#### Problem requirements
Each entry below is to be duplicated verbatim.

Stored data:
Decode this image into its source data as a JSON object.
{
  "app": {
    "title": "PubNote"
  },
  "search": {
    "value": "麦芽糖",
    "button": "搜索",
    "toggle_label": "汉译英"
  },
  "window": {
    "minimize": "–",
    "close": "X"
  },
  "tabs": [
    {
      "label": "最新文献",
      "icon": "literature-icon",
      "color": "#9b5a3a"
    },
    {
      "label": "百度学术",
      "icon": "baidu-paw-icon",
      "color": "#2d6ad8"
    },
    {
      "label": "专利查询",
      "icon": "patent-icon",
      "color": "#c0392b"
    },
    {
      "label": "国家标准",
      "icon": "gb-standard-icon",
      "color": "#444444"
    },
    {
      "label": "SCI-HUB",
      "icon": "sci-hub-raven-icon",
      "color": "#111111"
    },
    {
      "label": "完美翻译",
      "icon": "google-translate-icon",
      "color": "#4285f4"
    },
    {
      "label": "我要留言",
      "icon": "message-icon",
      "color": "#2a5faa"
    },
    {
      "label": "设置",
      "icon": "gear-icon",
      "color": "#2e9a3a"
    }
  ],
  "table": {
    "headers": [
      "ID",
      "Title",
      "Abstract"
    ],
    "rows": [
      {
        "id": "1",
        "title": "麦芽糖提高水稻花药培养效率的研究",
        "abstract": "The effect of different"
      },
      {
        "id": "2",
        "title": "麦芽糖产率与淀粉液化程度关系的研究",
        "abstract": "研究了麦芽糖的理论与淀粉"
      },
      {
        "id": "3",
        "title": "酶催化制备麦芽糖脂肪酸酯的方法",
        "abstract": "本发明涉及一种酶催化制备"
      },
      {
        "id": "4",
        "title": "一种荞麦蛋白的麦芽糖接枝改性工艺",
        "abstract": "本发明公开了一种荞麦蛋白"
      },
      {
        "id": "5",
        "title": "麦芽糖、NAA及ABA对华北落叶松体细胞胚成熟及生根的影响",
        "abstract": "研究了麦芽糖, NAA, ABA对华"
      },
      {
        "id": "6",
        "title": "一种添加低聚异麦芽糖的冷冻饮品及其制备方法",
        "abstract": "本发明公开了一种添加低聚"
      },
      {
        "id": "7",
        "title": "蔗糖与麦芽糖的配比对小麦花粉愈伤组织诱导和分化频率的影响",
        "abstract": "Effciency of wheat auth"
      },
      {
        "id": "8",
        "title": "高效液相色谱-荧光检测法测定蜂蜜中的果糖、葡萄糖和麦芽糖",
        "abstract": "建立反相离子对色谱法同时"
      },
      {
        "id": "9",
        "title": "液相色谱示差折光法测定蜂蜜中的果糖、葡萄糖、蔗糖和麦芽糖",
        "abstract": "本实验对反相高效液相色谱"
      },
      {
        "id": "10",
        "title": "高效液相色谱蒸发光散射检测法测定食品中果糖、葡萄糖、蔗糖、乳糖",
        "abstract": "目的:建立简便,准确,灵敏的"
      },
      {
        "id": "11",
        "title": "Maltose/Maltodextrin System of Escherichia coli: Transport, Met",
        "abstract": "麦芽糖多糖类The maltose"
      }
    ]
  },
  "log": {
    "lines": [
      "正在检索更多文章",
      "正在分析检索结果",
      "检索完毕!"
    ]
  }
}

#### Result of the exercise
Decode this image into its source data as a JSON object.
{
  "app": {
    "title": "PubNote"
  },
  "search": {
    "value": "麦芽糖",
    "button": "搜索",
    "toggle_label": "汉译英"
  },
  "window": {
    "minimize": "–",
    "close": "X"
  },
  "tabs": [
    {
      "label": "最新文献",
      "icon": "literature-icon",
      "color": "#9b5a3a"
    },
    {
      "label": "百度学术",
      "icon": "baidu-paw-icon",
      "color": "#2d6ad8"
    },
    {
      "label": "专利查询",
      "icon": "patent-icon",
      "color": "#c0392b"
    },
    {
      "label": "国家标准",
      "icon": "gb-standard-icon",
      "color": "#444444"
    },
    {
      "label": "SCI-HUB",
      "icon": "sci-hub-raven-icon",
      "color": "#111111"
    },
    {
      "label": "完美翻译",
      "icon": "google-translate-icon",
      "color": "#4285f4"
    },
    {
      "label": "我要留言",
      "icon": "message-icon",
      "color": "#2a5faa"
    },
    {
      "label": "设置",
      "icon": "gear-icon",
      "color": "#2e9a3a"
    }
  ],
  "table": {
    "headers": [
      "ID",
      "Title",
      "Abstract"
    ],
    "rows": [
      {
        "id": "1",
        "title": "麦芽糖提高水稻花药培养效率的研究",
        "abstract": "The effect of different"
      },
      {
        "id": "2",
        "title": "麦芽糖产率与淀粉液化程度关系的研究",
        "abstract": "研究了麦芽糖的理论与淀粉"
      },
      {
        "id": "3",
        "title": "酶催化制备麦芽糖脂肪酸酯的方法",
        "abstract": "本发明涉及一种酶催化制备"
      },
      {
        "id": "4",
        "title": "一种荞麦蛋白的麦芽糖接枝改性工艺",
        "abstract": "本发明公开了一种荞麦蛋白"
      },
      {
        "id": "5",
        "title": "麦芽糖、NAA及ABA对华北落叶松体细胞胚成熟及生根的影响",
        "abstract": "研究了麦芽糖, NAA, ABA对华"
      },
      {
        "id": "6",
        "title": "一种添加低聚异麦芽糖的冷冻饮品及其制备方法",
        "abstract": "本发明公开了一种添加低聚"
      },
      {
        "id": "7",
        "title": "蔗糖与麦芽糖的配比对小麦花粉愈伤组织诱导和分化频率的影响",
        "abstract": "Effciency of wheat auth"
      },
      {
        "id": "8",
        "title": "高效液相色谱-荧光检测法测定蜂蜜中的果糖、葡萄糖和麦芽糖",
        "abstract": "建立反相离子对色谱法同时"
      },
      {
        "id": "9",
        "title": "液相色谱示差折光法测定蜂蜜中的果糖、葡萄糖、蔗糖和麦芽糖",
        "abstract": "本实验对反相高效液相色谱"
      },
      {
        "id": "10",
        "title": "高效液相色谱蒸发光散射检测法测定食品中果糖、葡萄糖、蔗糖、乳糖",
        "abstract": "目的:建立简便,准确,灵敏的"
      },
      {
        "id": "11",
        "title": "Maltose/Maltodextrin System of Escherichia coli: Transport, Met",
        "abstract": "麦芽糖多糖类The maltose"
      }
    ]
  },
  "log": {
    "lines": [
      "正在检索更多文章",
      "正在分析检索结果",
      "检索完毕!"
    ]
  }
}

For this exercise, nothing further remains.